• _Written request_:
Extract each line containing the string "Open".

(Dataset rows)
□ □ □ □ □ □ □
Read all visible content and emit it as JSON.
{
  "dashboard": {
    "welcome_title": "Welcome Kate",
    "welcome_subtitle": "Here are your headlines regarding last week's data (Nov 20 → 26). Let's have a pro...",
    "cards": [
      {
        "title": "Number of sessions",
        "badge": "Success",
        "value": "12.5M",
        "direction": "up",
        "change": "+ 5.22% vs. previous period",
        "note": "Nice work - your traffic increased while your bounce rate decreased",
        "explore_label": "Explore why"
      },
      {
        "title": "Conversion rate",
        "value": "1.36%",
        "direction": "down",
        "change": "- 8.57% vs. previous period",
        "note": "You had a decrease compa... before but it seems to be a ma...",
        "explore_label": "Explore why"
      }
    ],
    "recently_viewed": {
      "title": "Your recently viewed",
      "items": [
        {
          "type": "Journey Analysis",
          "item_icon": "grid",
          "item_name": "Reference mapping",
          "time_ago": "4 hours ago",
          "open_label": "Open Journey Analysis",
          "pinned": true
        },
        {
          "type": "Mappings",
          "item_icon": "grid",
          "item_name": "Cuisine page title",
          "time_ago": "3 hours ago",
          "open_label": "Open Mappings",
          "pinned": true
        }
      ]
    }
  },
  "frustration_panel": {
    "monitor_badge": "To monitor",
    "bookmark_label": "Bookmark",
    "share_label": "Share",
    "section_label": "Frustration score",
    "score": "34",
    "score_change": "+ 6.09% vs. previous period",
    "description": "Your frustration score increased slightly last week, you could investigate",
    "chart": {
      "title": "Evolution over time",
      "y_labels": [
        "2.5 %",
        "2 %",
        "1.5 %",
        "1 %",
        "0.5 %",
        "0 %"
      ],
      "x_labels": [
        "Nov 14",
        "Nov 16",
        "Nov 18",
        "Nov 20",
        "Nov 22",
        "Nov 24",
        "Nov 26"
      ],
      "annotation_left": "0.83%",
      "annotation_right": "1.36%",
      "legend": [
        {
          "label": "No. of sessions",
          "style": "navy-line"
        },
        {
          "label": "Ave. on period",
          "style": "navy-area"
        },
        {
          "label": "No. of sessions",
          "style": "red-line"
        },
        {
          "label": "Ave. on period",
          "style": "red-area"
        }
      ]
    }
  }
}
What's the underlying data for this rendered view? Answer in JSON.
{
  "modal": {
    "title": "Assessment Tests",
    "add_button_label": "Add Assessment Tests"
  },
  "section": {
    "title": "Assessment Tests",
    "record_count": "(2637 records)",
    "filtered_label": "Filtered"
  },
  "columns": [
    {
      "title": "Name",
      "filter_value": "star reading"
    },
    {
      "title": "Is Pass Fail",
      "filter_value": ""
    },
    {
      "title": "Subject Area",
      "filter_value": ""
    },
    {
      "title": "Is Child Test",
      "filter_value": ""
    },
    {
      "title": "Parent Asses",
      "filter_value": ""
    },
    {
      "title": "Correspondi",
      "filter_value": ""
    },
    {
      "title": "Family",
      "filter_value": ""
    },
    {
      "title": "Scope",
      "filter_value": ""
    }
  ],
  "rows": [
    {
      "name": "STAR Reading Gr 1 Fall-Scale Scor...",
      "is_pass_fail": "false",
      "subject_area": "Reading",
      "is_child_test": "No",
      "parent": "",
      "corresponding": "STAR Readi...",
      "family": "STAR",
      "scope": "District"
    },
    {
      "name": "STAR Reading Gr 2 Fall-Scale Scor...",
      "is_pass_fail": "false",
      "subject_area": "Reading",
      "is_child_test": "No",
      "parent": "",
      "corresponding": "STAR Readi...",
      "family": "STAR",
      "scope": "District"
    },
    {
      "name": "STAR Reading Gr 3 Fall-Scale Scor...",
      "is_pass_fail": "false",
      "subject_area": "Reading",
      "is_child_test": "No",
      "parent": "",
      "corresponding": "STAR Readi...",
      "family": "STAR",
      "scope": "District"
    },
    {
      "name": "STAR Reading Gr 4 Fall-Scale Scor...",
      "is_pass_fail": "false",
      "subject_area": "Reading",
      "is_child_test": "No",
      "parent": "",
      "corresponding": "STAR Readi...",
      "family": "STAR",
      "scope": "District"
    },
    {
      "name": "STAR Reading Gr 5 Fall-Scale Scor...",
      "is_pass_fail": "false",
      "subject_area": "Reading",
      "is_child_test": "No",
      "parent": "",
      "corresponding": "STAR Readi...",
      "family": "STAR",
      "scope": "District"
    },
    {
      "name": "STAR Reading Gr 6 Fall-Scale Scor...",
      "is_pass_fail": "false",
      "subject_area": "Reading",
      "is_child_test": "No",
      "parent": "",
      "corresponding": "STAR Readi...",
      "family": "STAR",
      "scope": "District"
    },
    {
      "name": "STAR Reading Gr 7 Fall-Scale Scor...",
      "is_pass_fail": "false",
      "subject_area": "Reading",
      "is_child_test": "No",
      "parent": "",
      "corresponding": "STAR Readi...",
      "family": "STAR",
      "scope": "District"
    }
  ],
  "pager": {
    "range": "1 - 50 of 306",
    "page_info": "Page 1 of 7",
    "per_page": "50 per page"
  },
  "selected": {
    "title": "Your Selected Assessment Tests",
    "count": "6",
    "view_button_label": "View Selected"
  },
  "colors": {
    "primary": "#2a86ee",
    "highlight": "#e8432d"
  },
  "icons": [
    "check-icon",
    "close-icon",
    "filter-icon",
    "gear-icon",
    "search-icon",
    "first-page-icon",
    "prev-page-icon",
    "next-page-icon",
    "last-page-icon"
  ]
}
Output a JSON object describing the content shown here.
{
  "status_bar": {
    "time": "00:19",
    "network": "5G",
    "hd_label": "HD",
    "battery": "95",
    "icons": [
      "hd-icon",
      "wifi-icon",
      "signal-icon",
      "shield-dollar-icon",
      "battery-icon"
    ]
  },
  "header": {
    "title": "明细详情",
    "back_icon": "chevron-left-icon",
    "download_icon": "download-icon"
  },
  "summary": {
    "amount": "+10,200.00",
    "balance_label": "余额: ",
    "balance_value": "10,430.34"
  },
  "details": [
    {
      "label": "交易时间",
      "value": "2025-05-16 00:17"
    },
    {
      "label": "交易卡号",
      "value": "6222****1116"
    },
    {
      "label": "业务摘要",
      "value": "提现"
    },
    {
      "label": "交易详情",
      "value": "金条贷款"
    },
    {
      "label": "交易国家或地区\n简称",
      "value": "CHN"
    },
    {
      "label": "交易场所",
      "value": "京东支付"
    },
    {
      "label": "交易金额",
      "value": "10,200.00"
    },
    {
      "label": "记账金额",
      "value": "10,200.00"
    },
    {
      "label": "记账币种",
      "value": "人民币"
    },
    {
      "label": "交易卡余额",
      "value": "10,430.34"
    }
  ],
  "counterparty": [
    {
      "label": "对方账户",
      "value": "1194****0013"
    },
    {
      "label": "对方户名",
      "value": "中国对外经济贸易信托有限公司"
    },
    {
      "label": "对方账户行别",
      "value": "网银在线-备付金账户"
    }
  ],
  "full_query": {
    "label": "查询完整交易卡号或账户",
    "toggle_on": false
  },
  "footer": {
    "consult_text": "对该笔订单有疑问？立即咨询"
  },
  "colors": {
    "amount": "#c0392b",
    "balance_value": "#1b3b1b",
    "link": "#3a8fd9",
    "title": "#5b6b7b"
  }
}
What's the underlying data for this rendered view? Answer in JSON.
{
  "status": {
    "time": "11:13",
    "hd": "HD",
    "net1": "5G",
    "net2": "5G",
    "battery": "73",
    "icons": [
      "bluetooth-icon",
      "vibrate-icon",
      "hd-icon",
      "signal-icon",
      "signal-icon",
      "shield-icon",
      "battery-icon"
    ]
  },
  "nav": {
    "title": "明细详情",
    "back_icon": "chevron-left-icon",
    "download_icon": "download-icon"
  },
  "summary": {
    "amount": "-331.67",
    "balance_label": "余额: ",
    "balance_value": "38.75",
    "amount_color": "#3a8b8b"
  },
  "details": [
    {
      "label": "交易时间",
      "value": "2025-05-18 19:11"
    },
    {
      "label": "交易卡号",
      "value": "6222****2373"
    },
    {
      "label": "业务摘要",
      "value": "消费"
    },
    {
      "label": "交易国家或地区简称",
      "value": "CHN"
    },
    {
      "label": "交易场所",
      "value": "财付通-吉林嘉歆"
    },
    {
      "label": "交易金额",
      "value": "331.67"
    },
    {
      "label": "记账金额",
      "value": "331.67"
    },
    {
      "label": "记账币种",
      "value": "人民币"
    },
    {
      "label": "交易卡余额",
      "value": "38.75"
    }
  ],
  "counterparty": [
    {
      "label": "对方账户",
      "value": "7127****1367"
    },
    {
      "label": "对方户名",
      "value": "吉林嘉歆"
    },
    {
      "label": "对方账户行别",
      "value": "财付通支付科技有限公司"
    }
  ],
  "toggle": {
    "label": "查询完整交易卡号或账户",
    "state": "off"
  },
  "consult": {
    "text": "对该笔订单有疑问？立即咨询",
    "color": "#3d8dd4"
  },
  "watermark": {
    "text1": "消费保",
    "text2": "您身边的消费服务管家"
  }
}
□ □ □ □ □ □ □
• _Response to the task_:
          "open_label": "Open Journey Analysis",
          "open_label": "Open Mappings",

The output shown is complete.